> _TASK TO CARRY OUT_:
Tell how many lines have the string "Index" in them, and write nothing besides the number.

===== DATASET ENTRIES =====

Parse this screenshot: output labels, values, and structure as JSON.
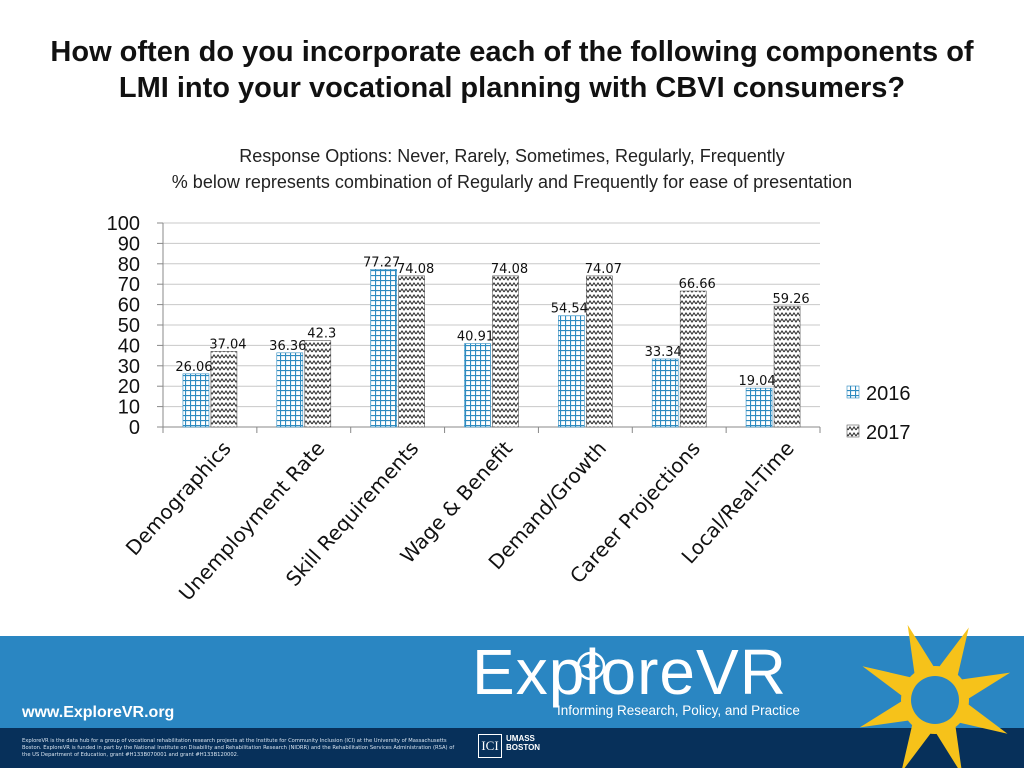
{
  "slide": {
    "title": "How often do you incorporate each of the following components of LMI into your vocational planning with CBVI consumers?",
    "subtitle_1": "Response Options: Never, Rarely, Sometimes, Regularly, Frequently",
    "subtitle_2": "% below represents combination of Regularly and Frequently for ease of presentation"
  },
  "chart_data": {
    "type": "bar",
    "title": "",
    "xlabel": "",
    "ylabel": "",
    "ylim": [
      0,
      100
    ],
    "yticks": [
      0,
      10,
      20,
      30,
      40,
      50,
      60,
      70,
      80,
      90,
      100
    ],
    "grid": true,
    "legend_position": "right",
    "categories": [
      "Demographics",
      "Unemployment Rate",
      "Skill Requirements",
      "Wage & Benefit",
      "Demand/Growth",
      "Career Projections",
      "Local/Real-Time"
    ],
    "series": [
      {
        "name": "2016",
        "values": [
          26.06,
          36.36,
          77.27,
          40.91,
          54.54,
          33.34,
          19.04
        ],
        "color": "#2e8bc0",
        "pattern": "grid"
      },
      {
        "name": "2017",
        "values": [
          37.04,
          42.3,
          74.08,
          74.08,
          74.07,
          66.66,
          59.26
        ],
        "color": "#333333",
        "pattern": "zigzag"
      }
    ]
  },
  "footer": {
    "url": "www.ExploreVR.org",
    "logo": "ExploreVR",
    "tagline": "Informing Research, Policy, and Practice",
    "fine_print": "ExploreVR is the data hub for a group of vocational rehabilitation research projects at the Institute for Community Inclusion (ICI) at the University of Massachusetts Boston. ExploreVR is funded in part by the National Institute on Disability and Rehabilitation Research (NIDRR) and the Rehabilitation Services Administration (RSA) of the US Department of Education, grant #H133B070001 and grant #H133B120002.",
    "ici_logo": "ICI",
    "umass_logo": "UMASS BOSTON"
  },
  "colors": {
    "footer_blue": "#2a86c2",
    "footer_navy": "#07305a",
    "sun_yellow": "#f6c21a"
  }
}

=====
===== DATASET ENTRIES =====

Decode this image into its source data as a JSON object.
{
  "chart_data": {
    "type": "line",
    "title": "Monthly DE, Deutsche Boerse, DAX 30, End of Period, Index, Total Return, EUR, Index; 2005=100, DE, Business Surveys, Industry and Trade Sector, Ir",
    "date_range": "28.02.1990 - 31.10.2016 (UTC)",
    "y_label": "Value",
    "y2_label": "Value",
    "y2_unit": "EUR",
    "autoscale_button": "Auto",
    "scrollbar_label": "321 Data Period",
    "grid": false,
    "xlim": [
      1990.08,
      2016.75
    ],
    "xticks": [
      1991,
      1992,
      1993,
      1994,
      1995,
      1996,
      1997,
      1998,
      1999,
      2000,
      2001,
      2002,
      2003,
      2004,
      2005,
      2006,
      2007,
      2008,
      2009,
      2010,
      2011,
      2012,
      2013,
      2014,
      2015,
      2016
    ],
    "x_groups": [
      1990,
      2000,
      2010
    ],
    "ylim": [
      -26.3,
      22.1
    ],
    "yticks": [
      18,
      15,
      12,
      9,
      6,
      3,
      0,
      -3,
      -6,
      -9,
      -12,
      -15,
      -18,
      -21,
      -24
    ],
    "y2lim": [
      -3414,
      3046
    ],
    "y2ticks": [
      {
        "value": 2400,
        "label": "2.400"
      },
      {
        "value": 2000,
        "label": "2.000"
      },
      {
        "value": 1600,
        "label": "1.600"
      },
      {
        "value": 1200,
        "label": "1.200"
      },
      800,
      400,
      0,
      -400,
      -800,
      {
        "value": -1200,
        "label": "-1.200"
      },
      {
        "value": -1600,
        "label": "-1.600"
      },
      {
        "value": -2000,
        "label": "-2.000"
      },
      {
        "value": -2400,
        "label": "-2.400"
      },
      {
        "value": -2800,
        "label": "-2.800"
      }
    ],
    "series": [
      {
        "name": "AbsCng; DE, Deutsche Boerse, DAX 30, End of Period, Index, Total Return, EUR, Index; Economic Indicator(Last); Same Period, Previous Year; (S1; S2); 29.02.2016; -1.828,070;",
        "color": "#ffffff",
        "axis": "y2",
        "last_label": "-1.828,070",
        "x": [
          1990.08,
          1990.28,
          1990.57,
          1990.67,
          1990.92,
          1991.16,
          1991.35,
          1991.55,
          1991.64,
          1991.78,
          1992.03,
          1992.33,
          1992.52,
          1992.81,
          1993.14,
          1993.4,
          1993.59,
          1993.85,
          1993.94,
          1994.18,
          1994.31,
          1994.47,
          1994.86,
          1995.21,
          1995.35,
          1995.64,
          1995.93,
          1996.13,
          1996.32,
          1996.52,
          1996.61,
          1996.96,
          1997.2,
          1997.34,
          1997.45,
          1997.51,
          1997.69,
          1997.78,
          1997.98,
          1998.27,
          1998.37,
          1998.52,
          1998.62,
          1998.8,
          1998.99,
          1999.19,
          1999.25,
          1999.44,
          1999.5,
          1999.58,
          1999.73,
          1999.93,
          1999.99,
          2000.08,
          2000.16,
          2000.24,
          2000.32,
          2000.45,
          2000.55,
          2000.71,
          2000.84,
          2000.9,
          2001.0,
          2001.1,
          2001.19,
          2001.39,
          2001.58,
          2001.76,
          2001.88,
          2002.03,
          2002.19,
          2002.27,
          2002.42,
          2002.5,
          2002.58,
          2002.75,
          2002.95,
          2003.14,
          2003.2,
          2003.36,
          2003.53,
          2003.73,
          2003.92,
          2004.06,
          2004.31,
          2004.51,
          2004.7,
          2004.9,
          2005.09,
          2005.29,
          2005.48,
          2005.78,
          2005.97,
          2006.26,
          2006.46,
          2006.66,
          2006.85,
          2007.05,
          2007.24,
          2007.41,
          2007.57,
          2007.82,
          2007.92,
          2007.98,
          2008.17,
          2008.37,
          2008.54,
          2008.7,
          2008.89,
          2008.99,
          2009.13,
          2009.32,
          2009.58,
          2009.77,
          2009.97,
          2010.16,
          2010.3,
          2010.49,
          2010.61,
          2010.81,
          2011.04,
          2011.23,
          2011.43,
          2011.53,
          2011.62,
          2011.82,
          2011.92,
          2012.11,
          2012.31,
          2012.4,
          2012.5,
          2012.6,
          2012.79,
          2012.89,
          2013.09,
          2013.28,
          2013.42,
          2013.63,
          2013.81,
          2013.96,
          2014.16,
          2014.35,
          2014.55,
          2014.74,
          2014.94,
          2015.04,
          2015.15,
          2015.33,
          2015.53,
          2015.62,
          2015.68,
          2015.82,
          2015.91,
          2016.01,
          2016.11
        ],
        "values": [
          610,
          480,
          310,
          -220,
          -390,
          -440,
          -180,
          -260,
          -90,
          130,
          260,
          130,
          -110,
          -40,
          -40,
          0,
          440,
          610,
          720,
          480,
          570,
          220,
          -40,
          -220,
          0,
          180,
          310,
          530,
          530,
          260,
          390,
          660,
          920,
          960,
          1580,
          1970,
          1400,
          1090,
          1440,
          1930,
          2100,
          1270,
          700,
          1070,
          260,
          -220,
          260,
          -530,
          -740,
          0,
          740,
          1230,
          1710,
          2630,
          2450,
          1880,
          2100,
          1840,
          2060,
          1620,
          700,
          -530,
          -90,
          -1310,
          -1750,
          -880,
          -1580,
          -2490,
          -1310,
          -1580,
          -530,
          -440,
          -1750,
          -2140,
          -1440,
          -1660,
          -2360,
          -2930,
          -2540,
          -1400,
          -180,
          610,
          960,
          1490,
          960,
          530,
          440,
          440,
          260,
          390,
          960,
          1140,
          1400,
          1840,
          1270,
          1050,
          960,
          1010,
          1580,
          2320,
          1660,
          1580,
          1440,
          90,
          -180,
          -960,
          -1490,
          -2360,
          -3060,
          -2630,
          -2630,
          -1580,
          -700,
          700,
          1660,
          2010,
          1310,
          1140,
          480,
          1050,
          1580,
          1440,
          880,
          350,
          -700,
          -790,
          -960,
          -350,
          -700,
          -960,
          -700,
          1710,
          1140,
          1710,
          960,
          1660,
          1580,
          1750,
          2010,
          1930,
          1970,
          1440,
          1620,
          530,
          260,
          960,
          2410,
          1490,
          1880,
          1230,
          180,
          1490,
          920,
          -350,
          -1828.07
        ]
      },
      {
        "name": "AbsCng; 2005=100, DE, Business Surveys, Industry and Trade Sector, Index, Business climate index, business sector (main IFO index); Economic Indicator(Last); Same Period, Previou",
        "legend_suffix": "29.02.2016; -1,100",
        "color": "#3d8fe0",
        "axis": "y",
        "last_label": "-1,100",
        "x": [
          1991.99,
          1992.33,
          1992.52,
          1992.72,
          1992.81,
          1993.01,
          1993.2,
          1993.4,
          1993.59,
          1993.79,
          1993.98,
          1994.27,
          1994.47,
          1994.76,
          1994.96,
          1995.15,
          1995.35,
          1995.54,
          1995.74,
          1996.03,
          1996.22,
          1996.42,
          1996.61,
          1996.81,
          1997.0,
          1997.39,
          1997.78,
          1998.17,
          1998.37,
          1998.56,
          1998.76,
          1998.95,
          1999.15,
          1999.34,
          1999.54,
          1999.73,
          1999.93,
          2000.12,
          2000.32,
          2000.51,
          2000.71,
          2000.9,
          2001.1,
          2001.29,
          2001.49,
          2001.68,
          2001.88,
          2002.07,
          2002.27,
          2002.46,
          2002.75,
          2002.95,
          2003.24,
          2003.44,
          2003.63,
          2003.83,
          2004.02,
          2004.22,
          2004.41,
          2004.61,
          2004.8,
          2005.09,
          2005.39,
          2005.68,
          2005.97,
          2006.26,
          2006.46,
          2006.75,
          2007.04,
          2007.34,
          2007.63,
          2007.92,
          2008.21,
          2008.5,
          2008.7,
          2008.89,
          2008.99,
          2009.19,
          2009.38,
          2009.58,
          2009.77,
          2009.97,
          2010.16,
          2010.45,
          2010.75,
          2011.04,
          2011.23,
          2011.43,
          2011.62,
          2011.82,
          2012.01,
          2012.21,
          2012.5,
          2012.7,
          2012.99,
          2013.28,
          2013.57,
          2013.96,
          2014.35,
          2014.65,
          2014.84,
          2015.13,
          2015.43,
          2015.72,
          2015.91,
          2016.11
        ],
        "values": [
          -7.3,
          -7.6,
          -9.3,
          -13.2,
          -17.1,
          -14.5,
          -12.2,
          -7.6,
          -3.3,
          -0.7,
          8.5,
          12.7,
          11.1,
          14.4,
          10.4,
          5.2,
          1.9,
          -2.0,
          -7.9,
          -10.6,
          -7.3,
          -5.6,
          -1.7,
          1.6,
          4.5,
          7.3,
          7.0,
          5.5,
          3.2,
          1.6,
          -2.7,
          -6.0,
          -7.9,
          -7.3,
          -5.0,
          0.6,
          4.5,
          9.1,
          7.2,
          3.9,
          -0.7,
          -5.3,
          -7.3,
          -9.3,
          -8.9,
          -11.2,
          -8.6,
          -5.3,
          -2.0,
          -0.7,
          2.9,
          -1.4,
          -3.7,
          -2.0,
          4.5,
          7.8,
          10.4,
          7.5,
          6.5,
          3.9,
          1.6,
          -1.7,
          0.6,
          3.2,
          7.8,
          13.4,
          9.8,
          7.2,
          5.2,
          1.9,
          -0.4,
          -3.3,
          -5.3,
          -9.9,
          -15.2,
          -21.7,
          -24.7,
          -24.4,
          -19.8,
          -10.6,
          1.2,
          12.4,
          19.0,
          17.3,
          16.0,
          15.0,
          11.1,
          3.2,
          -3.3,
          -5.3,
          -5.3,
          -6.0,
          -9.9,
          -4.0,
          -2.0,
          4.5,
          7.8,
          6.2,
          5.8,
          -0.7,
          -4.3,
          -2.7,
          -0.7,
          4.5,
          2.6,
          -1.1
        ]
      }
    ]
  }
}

=====

> _RESPONSE_:
3